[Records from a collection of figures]
Begin

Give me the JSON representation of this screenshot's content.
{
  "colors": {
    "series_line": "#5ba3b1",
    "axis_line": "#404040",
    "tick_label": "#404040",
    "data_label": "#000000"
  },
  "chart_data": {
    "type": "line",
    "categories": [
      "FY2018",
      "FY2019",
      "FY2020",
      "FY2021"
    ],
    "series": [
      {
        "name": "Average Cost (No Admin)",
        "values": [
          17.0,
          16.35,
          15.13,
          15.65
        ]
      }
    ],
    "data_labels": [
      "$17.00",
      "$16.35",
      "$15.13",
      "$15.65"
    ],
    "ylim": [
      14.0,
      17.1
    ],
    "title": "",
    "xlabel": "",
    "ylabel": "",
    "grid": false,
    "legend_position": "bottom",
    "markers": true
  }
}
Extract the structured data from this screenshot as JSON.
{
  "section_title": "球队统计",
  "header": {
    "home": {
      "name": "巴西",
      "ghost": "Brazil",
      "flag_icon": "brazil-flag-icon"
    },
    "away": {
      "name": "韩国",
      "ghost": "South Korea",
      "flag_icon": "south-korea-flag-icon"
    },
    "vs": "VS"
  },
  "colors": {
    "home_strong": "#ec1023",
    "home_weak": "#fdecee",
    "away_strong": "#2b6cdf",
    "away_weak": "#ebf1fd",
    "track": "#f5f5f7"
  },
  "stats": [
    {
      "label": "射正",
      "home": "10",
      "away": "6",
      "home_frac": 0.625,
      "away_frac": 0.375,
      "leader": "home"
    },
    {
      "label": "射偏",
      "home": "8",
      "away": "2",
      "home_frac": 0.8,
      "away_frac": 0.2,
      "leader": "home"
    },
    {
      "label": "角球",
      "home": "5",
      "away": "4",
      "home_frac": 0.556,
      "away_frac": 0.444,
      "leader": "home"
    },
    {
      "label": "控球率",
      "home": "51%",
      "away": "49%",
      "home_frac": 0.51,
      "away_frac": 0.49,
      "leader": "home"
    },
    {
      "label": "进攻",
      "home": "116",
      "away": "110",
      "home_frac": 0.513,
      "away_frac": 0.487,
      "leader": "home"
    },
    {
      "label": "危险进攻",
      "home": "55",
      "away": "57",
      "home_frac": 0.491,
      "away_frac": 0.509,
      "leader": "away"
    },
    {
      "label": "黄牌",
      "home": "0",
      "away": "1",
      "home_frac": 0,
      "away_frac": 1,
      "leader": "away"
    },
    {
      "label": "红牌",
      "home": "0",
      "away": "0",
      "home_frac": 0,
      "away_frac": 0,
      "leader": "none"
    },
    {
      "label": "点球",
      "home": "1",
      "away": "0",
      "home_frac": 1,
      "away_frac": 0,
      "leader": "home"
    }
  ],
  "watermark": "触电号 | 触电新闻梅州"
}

End

» TASK PROMPT:
Determine how many lines of the listing above include the word "JSON", and report that number only.

» TASK RESULT:
2